• Data to use:
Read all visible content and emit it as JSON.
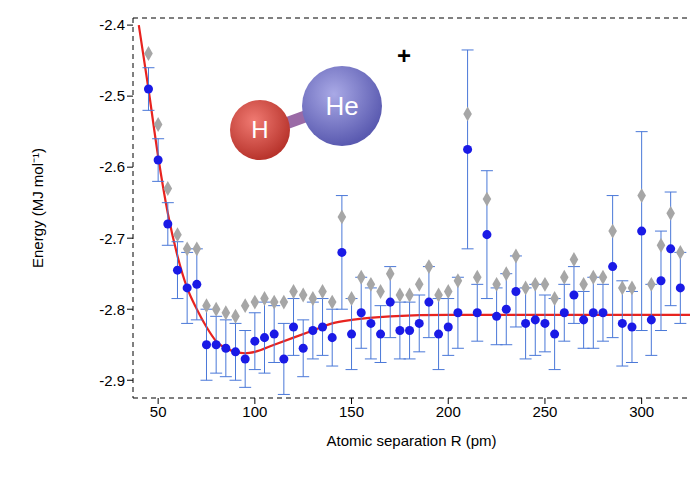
{
  "chart_data": {
    "type": "scatter",
    "x_label": "Atomic separation R (pm)",
    "y_label": "Energy (MJ mol⁻¹)",
    "xlim": [
      37,
      325
    ],
    "xticks": [
      50,
      100,
      150,
      200,
      250,
      300
    ],
    "ylim": [
      -2.925,
      -2.39
    ],
    "yticks": [
      -2.9,
      -2.8,
      -2.7,
      -2.6,
      -2.5,
      -2.4
    ],
    "grid": false,
    "annotations": [
      {
        "text": "H"
      },
      {
        "text": "He"
      },
      {
        "text": "+"
      }
    ],
    "series": [
      {
        "type": "scatter",
        "marker": "diamond",
        "color": "#a6a6a6",
        "x": [
          45,
          50,
          55,
          60,
          65,
          70,
          75,
          80,
          85,
          90,
          95,
          100,
          105,
          110,
          115,
          120,
          125,
          130,
          135,
          140,
          145,
          150,
          155,
          160,
          165,
          170,
          175,
          180,
          185,
          190,
          195,
          200,
          205,
          210,
          215,
          220,
          225,
          230,
          235,
          240,
          245,
          250,
          255,
          260,
          265,
          270,
          275,
          280,
          285,
          290,
          295,
          300,
          305,
          310,
          315,
          320
        ],
        "values": [
          -2.44,
          -2.54,
          -2.63,
          -2.695,
          -2.715,
          -2.715,
          -2.795,
          -2.8,
          -2.805,
          -2.81,
          -2.795,
          -2.79,
          -2.785,
          -2.79,
          -2.79,
          -2.775,
          -2.78,
          -2.785,
          -2.775,
          -2.79,
          -2.67,
          -2.785,
          -2.755,
          -2.765,
          -2.775,
          -2.75,
          -2.78,
          -2.78,
          -2.765,
          -2.74,
          -2.78,
          -2.775,
          -2.76,
          -2.525,
          -2.755,
          -2.645,
          -2.765,
          -2.75,
          -2.725,
          -2.77,
          -2.765,
          -2.765,
          -2.785,
          -2.755,
          -2.73,
          -2.765,
          -2.755,
          -2.755,
          -2.69,
          -2.77,
          -2.77,
          -2.64,
          -2.765,
          -2.71,
          -2.665,
          -2.72
        ]
      },
      {
        "type": "line",
        "color": "#e8231f",
        "x": [
          40,
          45,
          50,
          55,
          60,
          65,
          70,
          75,
          80,
          85,
          90,
          95,
          100,
          110,
          120,
          130,
          140,
          150,
          170,
          200,
          250,
          300,
          325
        ],
        "values": [
          -2.4,
          -2.49,
          -2.585,
          -2.665,
          -2.725,
          -2.77,
          -2.8,
          -2.825,
          -2.845,
          -2.855,
          -2.86,
          -2.862,
          -2.86,
          -2.85,
          -2.84,
          -2.83,
          -2.82,
          -2.815,
          -2.81,
          -2.808,
          -2.808,
          -2.808,
          -2.808
        ]
      },
      {
        "type": "scatter",
        "marker": "circle",
        "color": "#1a1ae6",
        "x": [
          45,
          50,
          55,
          60,
          65,
          70,
          75,
          80,
          85,
          90,
          95,
          100,
          105,
          110,
          115,
          120,
          125,
          130,
          135,
          140,
          145,
          150,
          155,
          160,
          165,
          170,
          175,
          180,
          185,
          190,
          195,
          200,
          205,
          210,
          215,
          220,
          225,
          230,
          235,
          240,
          245,
          250,
          255,
          260,
          265,
          270,
          275,
          280,
          285,
          290,
          295,
          300,
          305,
          310,
          315,
          320
        ],
        "values": [
          -2.49,
          -2.59,
          -2.68,
          -2.745,
          -2.77,
          -2.765,
          -2.85,
          -2.85,
          -2.855,
          -2.86,
          -2.87,
          -2.845,
          -2.84,
          -2.835,
          -2.87,
          -2.825,
          -2.855,
          -2.83,
          -2.825,
          -2.84,
          -2.72,
          -2.835,
          -2.805,
          -2.82,
          -2.835,
          -2.79,
          -2.83,
          -2.83,
          -2.82,
          -2.79,
          -2.835,
          -2.825,
          -2.805,
          -2.575,
          -2.805,
          -2.695,
          -2.81,
          -2.8,
          -2.775,
          -2.82,
          -2.815,
          -2.82,
          -2.835,
          -2.805,
          -2.78,
          -2.815,
          -2.805,
          -2.805,
          -2.74,
          -2.82,
          -2.825,
          -2.69,
          -2.815,
          -2.76,
          -2.715,
          -2.77
        ],
        "errors": [
          0.03,
          0.03,
          0.03,
          0.04,
          0.05,
          0.05,
          0.05,
          0.04,
          0.04,
          0.04,
          0.04,
          0.04,
          0.05,
          0.04,
          0.05,
          0.04,
          0.04,
          0.04,
          0.04,
          0.04,
          0.08,
          0.05,
          0.05,
          0.05,
          0.04,
          0.05,
          0.04,
          0.04,
          0.04,
          0.05,
          0.05,
          0.04,
          0.05,
          0.14,
          0.04,
          0.09,
          0.04,
          0.05,
          0.05,
          0.05,
          0.05,
          0.04,
          0.05,
          0.04,
          0.04,
          0.04,
          0.05,
          0.04,
          0.1,
          0.06,
          0.05,
          0.14,
          0.05,
          0.07,
          0.08,
          0.05
        ]
      }
    ]
  }
}
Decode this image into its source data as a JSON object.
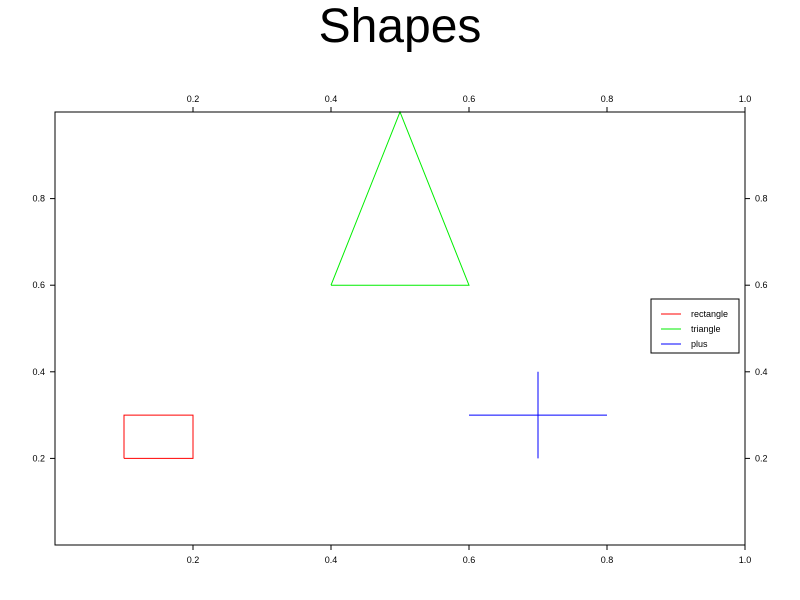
{
  "chart_data": {
    "type": "line",
    "title": "Shapes",
    "xlabel": "",
    "ylabel": "",
    "xlim": [
      0,
      1.0
    ],
    "ylim": [
      0,
      1.0
    ],
    "x_ticks": [
      {
        "value": 0.2,
        "label": "0.2"
      },
      {
        "value": 0.4,
        "label": "0.4"
      },
      {
        "value": 0.6,
        "label": "0.6"
      },
      {
        "value": 0.8,
        "label": "0.8"
      },
      {
        "value": 1.0,
        "label": "1.0"
      }
    ],
    "y_ticks": [
      {
        "value": 0.2,
        "label": "0.2"
      },
      {
        "value": 0.4,
        "label": "0.4"
      },
      {
        "value": 0.6,
        "label": "0.6"
      },
      {
        "value": 0.8,
        "label": "0.8"
      }
    ],
    "grid": false,
    "legend_position": "right",
    "series": [
      {
        "name": "rectangle",
        "color": "#ff0000",
        "segments": [
          [
            [
              0.1,
              0.2
            ],
            [
              0.2,
              0.2
            ],
            [
              0.2,
              0.3
            ],
            [
              0.1,
              0.3
            ],
            [
              0.1,
              0.2
            ]
          ]
        ]
      },
      {
        "name": "triangle",
        "color": "#00ee00",
        "segments": [
          [
            [
              0.4,
              0.6
            ],
            [
              0.6,
              0.6
            ],
            [
              0.5,
              1.0
            ],
            [
              0.4,
              0.6
            ]
          ]
        ]
      },
      {
        "name": "plus",
        "color": "#0000ff",
        "segments": [
          [
            [
              0.6,
              0.3
            ],
            [
              0.8,
              0.3
            ]
          ],
          [
            [
              0.7,
              0.2
            ],
            [
              0.7,
              0.4
            ]
          ]
        ]
      }
    ]
  }
}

• Problem: Reproduce all entries exactly. Pictures do not belong in the copy.

• Written response:
Read all visible content and emit it as JSON.
{
  "chart_data": {
    "type": "scatter",
    "x_label": "Atomic separation R (pm)",
    "y_label": "Energy (MJ mol⁻¹)",
    "xlim": [
      37,
      325
    ],
    "xticks": [
      50,
      100,
      150,
      200,
      250,
      300
    ],
    "ylim": [
      -2.925,
      -2.39
    ],
    "yticks": [
      -2.9,
      -2.8,
      -2.7,
      -2.6,
      -2.5,
      -2.4
    ],
    "grid": false,
    "annotations": [
      {
        "text": "H"
      },
      {
        "text": "He"
      },
      {
        "text": "+"
      }
    ],
    "series": [
      {
        "type": "scatter",
        "marker": "diamond",
        "color": "#a6a6a6",
        "x": [
          45,
          50,
          55,
          60,
          65,
          70,
          75,
          80,
          85,
          90,
          95,
          100,
          105,
          110,
          115,
          120,
          125,
          130,
          135,
          140,
          145,
          150,
          155,
          160,
          165,
          170,
          175,
          180,
          185,
          190,
          195,
          200,
          205,
          210,
          215,
          220,
          225,
          230,
          235,
          240,
          245,
          250,
          255,
          260,
          265,
          270,
          275,
          280,
          285,
          290,
          295,
          300,
          305,
          310,
          315,
          320
        ],
        "values": [
          -2.44,
          -2.54,
          -2.63,
          -2.695,
          -2.715,
          -2.715,
          -2.795,
          -2.8,
          -2.805,
          -2.81,
          -2.795,
          -2.79,
          -2.785,
          -2.79,
          -2.79,
          -2.775,
          -2.78,
          -2.785,
          -2.775,
          -2.79,
          -2.67,
          -2.785,
          -2.755,
          -2.765,
          -2.775,
          -2.75,
          -2.78,
          -2.78,
          -2.765,
          -2.74,
          -2.78,
          -2.775,
          -2.76,
          -2.525,
          -2.755,
          -2.645,
          -2.765,
          -2.75,
          -2.725,
          -2.77,
          -2.765,
          -2.765,
          -2.785,
          -2.755,
          -2.73,
          -2.765,
          -2.755,
          -2.755,
          -2.69,
          -2.77,
          -2.77,
          -2.64,
          -2.765,
          -2.71,
          -2.665,
          -2.72
        ]
      },
      {
        "type": "line",
        "color": "#e8231f",
        "x": [
          40,
          45,
          50,
          55,
          60,
          65,
          70,
          75,
          80,
          85,
          90,
          95,
          100,
          110,
          120,
          130,
          140,
          150,
          170,
          200,
          250,
          300,
          325
        ],
        "values": [
          -2.4,
          -2.49,
          -2.585,
          -2.665,
          -2.725,
          -2.77,
          -2.8,
          -2.825,
          -2.845,
          -2.855,
          -2.86,
          -2.862,
          -2.86,
          -2.85,
          -2.84,
          -2.83,
          -2.82,
          -2.815,
          -2.81,
          -2.808,
          -2.808,
          -2.808,
          -2.808
        ]
      },
      {
        "type": "scatter",
        "marker": "circle",
        "color": "#1a1ae6",
        "x": [
          45,
          50,
          55,
          60,
          65,
          70,
          75,
          80,
          85,
          90,
          95,
          100,
          105,
          110,
          115,
          120,
          125,
          130,
          135,
          140,
          145,
          150,
          155,
          160,
          165,
          170,
          175,
          180,
          185,
          190,
          195,
          200,
          205,
          210,
          215,
          220,
          225,
          230,
          235,
          240,
          245,
          250,
          255,
          260,
          265,
          270,
          275,
          280,
          285,
          290,
          295,
          300,
          305,
          310,
          315,
          320
        ],
        "values": [
          -2.49,
          -2.59,
          -2.68,
          -2.745,
          -2.77,
          -2.765,
          -2.85,
          -2.85,
          -2.855,
          -2.86,
          -2.87,
          -2.845,
          -2.84,
          -2.835,
          -2.87,
          -2.825,
          -2.855,
          -2.83,
          -2.825,
          -2.84,
          -2.72,
          -2.835,
          -2.805,
          -2.82,
          -2.835,
          -2.79,
          -2.83,
          -2.83,
          -2.82,
          -2.79,
          -2.835,
          -2.825,
          -2.805,
          -2.575,
          -2.805,
          -2.695,
          -2.81,
          -2.8,
          -2.775,
          -2.82,
          -2.815,
          -2.82,
          -2.835,
          -2.805,
          -2.78,
          -2.815,
          -2.805,
          -2.805,
          -2.74,
          -2.82,
          -2.825,
          -2.69,
          -2.815,
          -2.76,
          -2.715,
          -2.77
        ],
        "errors": [
          0.03,
          0.03,
          0.03,
          0.04,
          0.05,
          0.05,
          0.05,
          0.04,
          0.04,
          0.04,
          0.04,
          0.04,
          0.05,
          0.04,
          0.05,
          0.04,
          0.04,
          0.04,
          0.04,
          0.04,
          0.08,
          0.05,
          0.05,
          0.05,
          0.04,
          0.05,
          0.04,
          0.04,
          0.04,
          0.05,
          0.05,
          0.04,
          0.05,
          0.14,
          0.04,
          0.09,
          0.04,
          0.05,
          0.05,
          0.05,
          0.05,
          0.04,
          0.05,
          0.04,
          0.04,
          0.04,
          0.05,
          0.04,
          0.1,
          0.06,
          0.05,
          0.14,
          0.05,
          0.07,
          0.08,
          0.05
        ]
      }
    ]
  }
}
Decode this image into its source data as a JSON object.
{
  "chart_data": {
    "type": "line",
    "title": "Shapes",
    "xlabel": "",
    "ylabel": "",
    "xlim": [
      0,
      1.0
    ],
    "ylim": [
      0,
      1.0
    ],
    "x_ticks": [
      {
        "value": 0.2,
        "label": "0.2"
      },
      {
        "value": 0.4,
        "label": "0.4"
      },
      {
        "value": 0.6,
        "label": "0.6"
      },
      {
        "value": 0.8,
        "label": "0.8"
      },
      {
        "value": 1.0,
        "label": "1.0"
      }
    ],
    "y_ticks": [
      {
        "value": 0.2,
        "label": "0.2"
      },
      {
        "value": 0.4,
        "label": "0.4"
      },
      {
        "value": 0.6,
        "label": "0.6"
      },
      {
        "value": 0.8,
        "label": "0.8"
      }
    ],
    "grid": false,
    "legend_position": "right",
    "series": [
      {
        "name": "rectangle",
        "color": "#ff0000",
        "segments": [
          [
            [
              0.1,
              0.2
            ],
            [
              0.2,
              0.2
            ],
            [
              0.2,
              0.3
            ],
            [
              0.1,
              0.3
            ],
            [
              0.1,
              0.2
            ]
          ]
        ]
      },
      {
        "name": "triangle",
        "color": "#00ee00",
        "segments": [
          [
            [
              0.4,
              0.6
            ],
            [
              0.6,
              0.6
            ],
            [
              0.5,
              1.0
            ],
            [
              0.4,
              0.6
            ]
          ]
        ]
      },
      {
        "name": "plus",
        "color": "#0000ff",
        "segments": [
          [
            [
              0.6,
              0.3
            ],
            [
              0.8,
              0.3
            ]
          ],
          [
            [
              0.7,
              0.2
            ],
            [
              0.7,
              0.4
            ]
          ]
        ]
      }
    ]
  }
}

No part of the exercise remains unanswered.